WHAT THIS TASK INVOLVES => Single out the lines of the material that contain "emergency" and copy them.

MATERIAL TO PROCESS =>
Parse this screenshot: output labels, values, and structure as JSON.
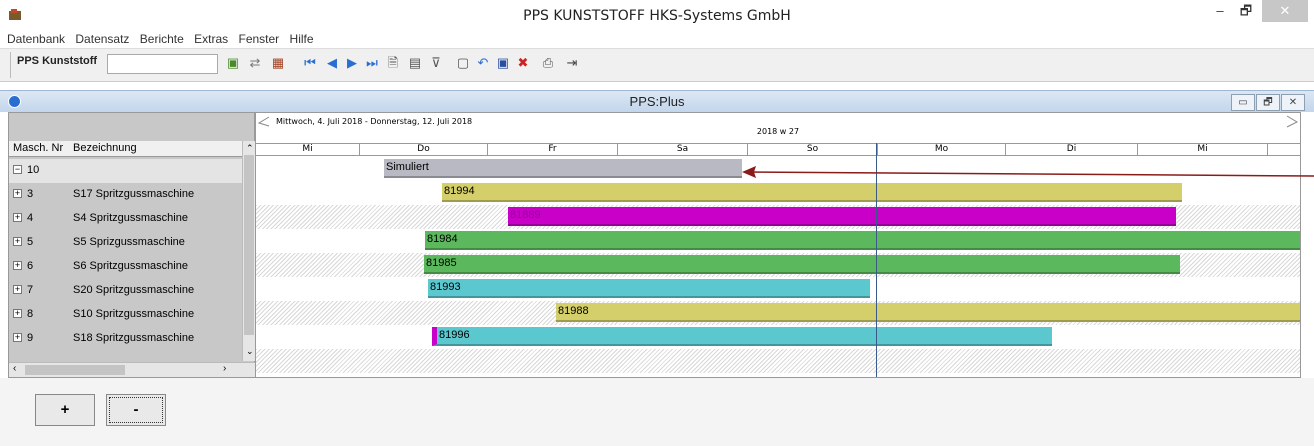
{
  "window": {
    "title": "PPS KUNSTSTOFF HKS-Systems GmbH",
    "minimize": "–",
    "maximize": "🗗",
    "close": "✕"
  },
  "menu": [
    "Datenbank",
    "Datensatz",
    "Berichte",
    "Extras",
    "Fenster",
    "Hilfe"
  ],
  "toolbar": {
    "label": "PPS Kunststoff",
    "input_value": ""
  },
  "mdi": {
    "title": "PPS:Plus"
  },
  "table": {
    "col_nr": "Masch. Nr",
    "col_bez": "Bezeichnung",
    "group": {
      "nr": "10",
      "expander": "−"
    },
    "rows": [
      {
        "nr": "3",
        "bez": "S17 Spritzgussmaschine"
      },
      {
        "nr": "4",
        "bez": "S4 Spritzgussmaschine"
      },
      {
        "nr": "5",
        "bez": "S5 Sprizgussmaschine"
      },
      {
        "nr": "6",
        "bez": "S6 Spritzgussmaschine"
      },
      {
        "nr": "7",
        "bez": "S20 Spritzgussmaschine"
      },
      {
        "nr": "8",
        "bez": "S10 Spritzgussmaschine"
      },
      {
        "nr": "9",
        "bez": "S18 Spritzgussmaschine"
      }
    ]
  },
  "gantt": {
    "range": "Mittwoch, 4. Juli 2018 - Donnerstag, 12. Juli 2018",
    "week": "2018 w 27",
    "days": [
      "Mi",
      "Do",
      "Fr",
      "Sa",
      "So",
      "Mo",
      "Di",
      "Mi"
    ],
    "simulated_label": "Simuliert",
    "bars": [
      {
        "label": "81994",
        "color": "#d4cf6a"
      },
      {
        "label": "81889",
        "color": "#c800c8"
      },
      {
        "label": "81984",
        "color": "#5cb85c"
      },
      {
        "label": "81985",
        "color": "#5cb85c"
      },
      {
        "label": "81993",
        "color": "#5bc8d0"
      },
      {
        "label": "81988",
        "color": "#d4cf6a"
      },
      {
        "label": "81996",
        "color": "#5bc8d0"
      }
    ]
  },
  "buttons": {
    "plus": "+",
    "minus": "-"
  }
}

--

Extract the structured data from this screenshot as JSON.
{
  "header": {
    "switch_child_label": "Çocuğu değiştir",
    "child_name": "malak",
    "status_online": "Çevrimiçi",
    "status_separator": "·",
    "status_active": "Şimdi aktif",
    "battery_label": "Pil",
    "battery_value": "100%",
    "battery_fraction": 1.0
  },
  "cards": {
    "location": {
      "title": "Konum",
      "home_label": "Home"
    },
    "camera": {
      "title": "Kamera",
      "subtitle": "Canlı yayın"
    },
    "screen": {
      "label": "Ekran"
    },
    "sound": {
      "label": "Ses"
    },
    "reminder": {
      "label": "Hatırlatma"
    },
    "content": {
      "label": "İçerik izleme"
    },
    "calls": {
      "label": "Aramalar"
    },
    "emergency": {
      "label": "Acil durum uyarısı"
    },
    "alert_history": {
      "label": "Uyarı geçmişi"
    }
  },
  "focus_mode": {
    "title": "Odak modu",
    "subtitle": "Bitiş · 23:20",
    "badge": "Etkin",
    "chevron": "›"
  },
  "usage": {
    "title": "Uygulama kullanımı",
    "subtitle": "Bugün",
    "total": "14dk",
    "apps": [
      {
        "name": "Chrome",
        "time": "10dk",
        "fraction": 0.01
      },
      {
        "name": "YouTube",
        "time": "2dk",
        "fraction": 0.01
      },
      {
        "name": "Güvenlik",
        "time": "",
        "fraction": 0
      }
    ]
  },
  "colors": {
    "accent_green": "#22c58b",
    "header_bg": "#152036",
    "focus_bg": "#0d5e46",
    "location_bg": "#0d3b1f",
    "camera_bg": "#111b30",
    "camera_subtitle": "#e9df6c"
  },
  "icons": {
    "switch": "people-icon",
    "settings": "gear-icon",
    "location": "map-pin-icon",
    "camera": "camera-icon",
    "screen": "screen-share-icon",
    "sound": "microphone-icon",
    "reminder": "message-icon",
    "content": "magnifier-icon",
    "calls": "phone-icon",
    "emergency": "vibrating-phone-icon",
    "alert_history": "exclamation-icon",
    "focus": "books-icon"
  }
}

RESULT OF THE EXERCISE =>
    "emergency": {
    "emergency": "vibrating-phone-icon",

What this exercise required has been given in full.